>> begin Supplied data
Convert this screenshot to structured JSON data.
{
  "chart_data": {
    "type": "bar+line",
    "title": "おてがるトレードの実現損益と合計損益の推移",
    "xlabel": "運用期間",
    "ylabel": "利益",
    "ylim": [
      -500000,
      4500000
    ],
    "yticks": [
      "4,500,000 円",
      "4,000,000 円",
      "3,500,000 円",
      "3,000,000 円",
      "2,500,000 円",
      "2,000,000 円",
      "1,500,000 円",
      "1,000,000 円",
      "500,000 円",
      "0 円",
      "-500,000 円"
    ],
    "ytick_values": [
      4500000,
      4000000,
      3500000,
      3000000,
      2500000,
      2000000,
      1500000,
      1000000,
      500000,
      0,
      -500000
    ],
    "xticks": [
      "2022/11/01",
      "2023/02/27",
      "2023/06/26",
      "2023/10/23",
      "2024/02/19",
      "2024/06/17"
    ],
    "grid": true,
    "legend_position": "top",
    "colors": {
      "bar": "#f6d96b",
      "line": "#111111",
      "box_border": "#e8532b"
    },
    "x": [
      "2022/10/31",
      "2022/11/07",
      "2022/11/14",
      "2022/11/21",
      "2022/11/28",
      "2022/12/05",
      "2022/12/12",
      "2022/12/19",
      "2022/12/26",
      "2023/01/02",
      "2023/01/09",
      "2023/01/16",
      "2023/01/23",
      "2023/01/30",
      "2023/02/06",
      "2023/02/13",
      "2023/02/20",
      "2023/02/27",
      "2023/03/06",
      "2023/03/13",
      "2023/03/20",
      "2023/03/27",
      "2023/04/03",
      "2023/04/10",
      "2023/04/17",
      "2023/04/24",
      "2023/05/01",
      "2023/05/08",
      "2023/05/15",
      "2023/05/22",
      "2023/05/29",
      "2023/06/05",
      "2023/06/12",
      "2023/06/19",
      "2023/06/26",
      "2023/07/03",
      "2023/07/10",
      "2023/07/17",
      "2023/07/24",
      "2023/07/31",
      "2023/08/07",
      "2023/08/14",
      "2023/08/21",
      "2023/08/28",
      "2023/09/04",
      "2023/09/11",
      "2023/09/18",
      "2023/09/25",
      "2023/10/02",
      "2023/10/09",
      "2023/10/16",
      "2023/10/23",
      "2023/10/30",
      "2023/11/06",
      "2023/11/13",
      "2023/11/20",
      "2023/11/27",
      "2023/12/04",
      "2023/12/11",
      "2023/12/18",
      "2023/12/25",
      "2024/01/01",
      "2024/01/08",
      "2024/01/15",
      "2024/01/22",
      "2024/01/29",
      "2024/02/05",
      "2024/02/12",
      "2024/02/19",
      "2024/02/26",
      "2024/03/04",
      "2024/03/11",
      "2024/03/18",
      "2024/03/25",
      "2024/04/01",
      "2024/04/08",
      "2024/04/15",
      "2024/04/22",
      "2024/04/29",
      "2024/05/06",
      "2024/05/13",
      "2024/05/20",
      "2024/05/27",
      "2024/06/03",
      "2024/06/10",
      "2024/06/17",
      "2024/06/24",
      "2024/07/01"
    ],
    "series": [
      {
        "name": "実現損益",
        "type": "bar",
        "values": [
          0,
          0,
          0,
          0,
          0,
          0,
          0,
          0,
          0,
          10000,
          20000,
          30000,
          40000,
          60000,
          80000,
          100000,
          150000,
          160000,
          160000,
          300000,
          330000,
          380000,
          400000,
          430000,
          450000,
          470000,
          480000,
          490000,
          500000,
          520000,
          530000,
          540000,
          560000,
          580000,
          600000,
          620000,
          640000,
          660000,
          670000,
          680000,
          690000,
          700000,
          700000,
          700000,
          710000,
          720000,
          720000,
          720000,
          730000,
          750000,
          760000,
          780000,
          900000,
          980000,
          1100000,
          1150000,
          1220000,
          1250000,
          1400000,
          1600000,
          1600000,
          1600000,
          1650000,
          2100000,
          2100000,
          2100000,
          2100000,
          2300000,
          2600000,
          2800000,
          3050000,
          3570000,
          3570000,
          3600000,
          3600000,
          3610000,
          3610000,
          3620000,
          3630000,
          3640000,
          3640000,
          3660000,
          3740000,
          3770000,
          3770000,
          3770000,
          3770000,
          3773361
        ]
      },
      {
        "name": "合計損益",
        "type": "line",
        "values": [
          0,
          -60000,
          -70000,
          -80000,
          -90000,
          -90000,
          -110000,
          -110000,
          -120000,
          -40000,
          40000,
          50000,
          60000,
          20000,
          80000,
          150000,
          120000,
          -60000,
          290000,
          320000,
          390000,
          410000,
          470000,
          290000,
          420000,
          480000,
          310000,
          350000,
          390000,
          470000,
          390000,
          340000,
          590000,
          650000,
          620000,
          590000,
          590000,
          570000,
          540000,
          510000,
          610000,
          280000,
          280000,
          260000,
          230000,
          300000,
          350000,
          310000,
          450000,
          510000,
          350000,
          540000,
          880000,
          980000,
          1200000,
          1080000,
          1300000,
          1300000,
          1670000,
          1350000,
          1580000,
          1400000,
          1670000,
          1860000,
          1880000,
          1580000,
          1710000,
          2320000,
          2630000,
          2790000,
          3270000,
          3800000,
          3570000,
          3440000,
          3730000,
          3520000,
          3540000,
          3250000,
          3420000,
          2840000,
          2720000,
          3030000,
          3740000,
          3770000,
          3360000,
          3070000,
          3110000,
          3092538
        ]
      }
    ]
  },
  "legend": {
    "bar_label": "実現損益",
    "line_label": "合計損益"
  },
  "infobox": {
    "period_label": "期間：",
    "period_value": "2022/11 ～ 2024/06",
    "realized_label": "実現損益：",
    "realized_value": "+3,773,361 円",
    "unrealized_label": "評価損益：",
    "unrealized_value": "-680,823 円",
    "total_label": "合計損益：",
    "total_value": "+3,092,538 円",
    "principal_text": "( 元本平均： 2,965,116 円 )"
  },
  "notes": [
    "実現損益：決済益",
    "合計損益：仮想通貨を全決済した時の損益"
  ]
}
>> end Supplied data
Set exercise: Go through the records above and set each one down exactly, please.

Exercise answer:
Convert this screenshot to structured JSON data.
{
  "chart_data": {
    "type": "bar+line",
    "title": "おてがるトレードの実現損益と合計損益の推移",
    "xlabel": "運用期間",
    "ylabel": "利益",
    "ylim": [
      -500000,
      4500000
    ],
    "yticks": [
      "4,500,000 円",
      "4,000,000 円",
      "3,500,000 円",
      "3,000,000 円",
      "2,500,000 円",
      "2,000,000 円",
      "1,500,000 円",
      "1,000,000 円",
      "500,000 円",
      "0 円",
      "-500,000 円"
    ],
    "ytick_values": [
      4500000,
      4000000,
      3500000,
      3000000,
      2500000,
      2000000,
      1500000,
      1000000,
      500000,
      0,
      -500000
    ],
    "xticks": [
      "2022/11/01",
      "2023/02/27",
      "2023/06/26",
      "2023/10/23",
      "2024/02/19",
      "2024/06/17"
    ],
    "grid": true,
    "legend_position": "top",
    "colors": {
      "bar": "#f6d96b",
      "line": "#111111",
      "box_border": "#e8532b"
    },
    "x": [
      "2022/10/31",
      "2022/11/07",
      "2022/11/14",
      "2022/11/21",
      "2022/11/28",
      "2022/12/05",
      "2022/12/12",
      "2022/12/19",
      "2022/12/26",
      "2023/01/02",
      "2023/01/09",
      "2023/01/16",
      "2023/01/23",
      "2023/01/30",
      "2023/02/06",
      "2023/02/13",
      "2023/02/20",
      "2023/02/27",
      "2023/03/06",
      "2023/03/13",
      "2023/03/20",
      "2023/03/27",
      "2023/04/03",
      "2023/04/10",
      "2023/04/17",
      "2023/04/24",
      "2023/05/01",
      "2023/05/08",
      "2023/05/15",
      "2023/05/22",
      "2023/05/29",
      "2023/06/05",
      "2023/06/12",
      "2023/06/19",
      "2023/06/26",
      "2023/07/03",
      "2023/07/10",
      "2023/07/17",
      "2023/07/24",
      "2023/07/31",
      "2023/08/07",
      "2023/08/14",
      "2023/08/21",
      "2023/08/28",
      "2023/09/04",
      "2023/09/11",
      "2023/09/18",
      "2023/09/25",
      "2023/10/02",
      "2023/10/09",
      "2023/10/16",
      "2023/10/23",
      "2023/10/30",
      "2023/11/06",
      "2023/11/13",
      "2023/11/20",
      "2023/11/27",
      "2023/12/04",
      "2023/12/11",
      "2023/12/18",
      "2023/12/25",
      "2024/01/01",
      "2024/01/08",
      "2024/01/15",
      "2024/01/22",
      "2024/01/29",
      "2024/02/05",
      "2024/02/12",
      "2024/02/19",
      "2024/02/26",
      "2024/03/04",
      "2024/03/11",
      "2024/03/18",
      "2024/03/25",
      "2024/04/01",
      "2024/04/08",
      "2024/04/15",
      "2024/04/22",
      "2024/04/29",
      "2024/05/06",
      "2024/05/13",
      "2024/05/20",
      "2024/05/27",
      "2024/06/03",
      "2024/06/10",
      "2024/06/17",
      "2024/06/24",
      "2024/07/01"
    ],
    "series": [
      {
        "name": "実現損益",
        "type": "bar",
        "values": [
          0,
          0,
          0,
          0,
          0,
          0,
          0,
          0,
          0,
          10000,
          20000,
          30000,
          40000,
          60000,
          80000,
          100000,
          150000,
          160000,
          160000,
          300000,
          330000,
          380000,
          400000,
          430000,
          450000,
          470000,
          480000,
          490000,
          500000,
          520000,
          530000,
          540000,
          560000,
          580000,
          600000,
          620000,
          640000,
          660000,
          670000,
          680000,
          690000,
          700000,
          700000,
          700000,
          710000,
          720000,
          720000,
          720000,
          730000,
          750000,
          760000,
          780000,
          900000,
          980000,
          1100000,
          1150000,
          1220000,
          1250000,
          1400000,
          1600000,
          1600000,
          1600000,
          1650000,
          2100000,
          2100000,
          2100000,
          2100000,
          2300000,
          2600000,
          2800000,
          3050000,
          3570000,
          3570000,
          3600000,
          3600000,
          3610000,
          3610000,
          3620000,
          3630000,
          3640000,
          3640000,
          3660000,
          3740000,
          3770000,
          3770000,
          3770000,
          3770000,
          3773361
        ]
      },
      {
        "name": "合計損益",
        "type": "line",
        "values": [
          0,
          -60000,
          -70000,
          -80000,
          -90000,
          -90000,
          -110000,
          -110000,
          -120000,
          -40000,
          40000,
          50000,
          60000,
          20000,
          80000,
          150000,
          120000,
          -60000,
          290000,
          320000,
          390000,
          410000,
          470000,
          290000,
          420000,
          480000,
          310000,
          350000,
          390000,
          470000,
          390000,
          340000,
          590000,
          650000,
          620000,
          590000,
          590000,
          570000,
          540000,
          510000,
          610000,
          280000,
          280000,
          260000,
          230000,
          300000,
          350000,
          310000,
          450000,
          510000,
          350000,
          540000,
          880000,
          980000,
          1200000,
          1080000,
          1300000,
          1300000,
          1670000,
          1350000,
          1580000,
          1400000,
          1670000,
          1860000,
          1880000,
          1580000,
          1710000,
          2320000,
          2630000,
          2790000,
          3270000,
          3800000,
          3570000,
          3440000,
          3730000,
          3520000,
          3540000,
          3250000,
          3420000,
          2840000,
          2720000,
          3030000,
          3740000,
          3770000,
          3360000,
          3070000,
          3110000,
          3092538
        ]
      }
    ]
  },
  "legend": {
    "bar_label": "実現損益",
    "line_label": "合計損益"
  },
  "infobox": {
    "period_label": "期間：",
    "period_value": "2022/11 ～ 2024/06",
    "realized_label": "実現損益：",
    "realized_value": "+3,773,361 円",
    "unrealized_label": "評価損益：",
    "unrealized_value": "-680,823 円",
    "total_label": "合計損益：",
    "total_value": "+3,092,538 円",
    "principal_text": "( 元本平均： 2,965,116 円 )"
  },
  "notes": [
    "実現損益：決済益",
    "合計損益：仮想通貨を全決済した時の損益"
  ]
}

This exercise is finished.